• [Stored data]:
-------

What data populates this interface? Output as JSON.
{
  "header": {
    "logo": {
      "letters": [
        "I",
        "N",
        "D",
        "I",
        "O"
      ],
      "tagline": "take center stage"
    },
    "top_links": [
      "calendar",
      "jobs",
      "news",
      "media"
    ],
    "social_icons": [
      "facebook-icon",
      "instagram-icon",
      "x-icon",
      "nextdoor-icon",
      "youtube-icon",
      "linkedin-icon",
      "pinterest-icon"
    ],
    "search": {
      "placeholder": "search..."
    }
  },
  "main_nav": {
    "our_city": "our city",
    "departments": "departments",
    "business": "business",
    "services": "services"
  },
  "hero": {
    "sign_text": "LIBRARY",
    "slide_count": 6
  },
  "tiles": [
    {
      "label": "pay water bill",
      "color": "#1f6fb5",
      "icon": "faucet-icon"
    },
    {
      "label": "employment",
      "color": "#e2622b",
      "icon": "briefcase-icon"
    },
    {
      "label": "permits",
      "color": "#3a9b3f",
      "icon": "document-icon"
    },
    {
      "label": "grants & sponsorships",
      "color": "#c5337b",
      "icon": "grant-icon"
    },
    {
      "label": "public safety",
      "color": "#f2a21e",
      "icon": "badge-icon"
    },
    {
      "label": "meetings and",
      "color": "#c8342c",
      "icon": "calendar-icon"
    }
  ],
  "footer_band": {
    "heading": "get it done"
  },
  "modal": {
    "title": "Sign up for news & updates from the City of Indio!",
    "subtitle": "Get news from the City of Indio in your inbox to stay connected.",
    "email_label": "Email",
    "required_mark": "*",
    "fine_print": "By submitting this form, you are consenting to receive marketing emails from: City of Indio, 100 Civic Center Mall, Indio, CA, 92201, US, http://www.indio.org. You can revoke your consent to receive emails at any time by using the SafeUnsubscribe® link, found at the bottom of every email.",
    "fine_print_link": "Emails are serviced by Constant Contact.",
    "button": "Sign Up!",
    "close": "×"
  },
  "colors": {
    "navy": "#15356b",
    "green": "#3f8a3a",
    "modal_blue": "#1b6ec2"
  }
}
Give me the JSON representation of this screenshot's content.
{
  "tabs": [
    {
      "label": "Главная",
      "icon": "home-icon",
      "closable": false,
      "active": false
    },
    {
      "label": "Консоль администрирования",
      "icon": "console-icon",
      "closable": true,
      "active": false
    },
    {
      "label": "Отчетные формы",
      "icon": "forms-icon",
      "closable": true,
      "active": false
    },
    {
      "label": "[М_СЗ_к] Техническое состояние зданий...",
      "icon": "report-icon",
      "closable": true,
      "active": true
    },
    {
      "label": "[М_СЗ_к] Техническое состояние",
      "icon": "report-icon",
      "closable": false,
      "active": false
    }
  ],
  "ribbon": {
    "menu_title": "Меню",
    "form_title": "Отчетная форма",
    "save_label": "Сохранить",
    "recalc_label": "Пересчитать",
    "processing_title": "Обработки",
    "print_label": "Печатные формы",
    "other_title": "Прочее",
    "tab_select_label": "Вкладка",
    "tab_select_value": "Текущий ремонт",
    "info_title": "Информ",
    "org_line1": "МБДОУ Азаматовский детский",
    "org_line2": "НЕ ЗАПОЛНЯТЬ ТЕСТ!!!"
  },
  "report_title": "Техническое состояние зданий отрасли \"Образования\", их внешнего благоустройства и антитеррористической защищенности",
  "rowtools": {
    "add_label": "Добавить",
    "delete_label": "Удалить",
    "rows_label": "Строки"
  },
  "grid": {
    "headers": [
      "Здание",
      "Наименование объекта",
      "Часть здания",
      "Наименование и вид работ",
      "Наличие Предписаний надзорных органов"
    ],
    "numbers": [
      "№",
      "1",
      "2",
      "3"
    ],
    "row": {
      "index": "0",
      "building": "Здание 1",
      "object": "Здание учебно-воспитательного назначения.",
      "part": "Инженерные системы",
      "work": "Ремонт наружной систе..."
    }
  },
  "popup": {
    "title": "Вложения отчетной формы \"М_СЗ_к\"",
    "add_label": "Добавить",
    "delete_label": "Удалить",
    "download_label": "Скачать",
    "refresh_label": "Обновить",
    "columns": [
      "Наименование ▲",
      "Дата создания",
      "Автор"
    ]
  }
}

-------

• [PROMPT]: From the entries above, list each line with "news" in it.

• [OUTPUT OF THE TASK]:
      "news",
    "title": "Sign up for news & updates from the City of Indio!",
    "subtitle": "Get news from the City of Indio in your inbox to stay connected.",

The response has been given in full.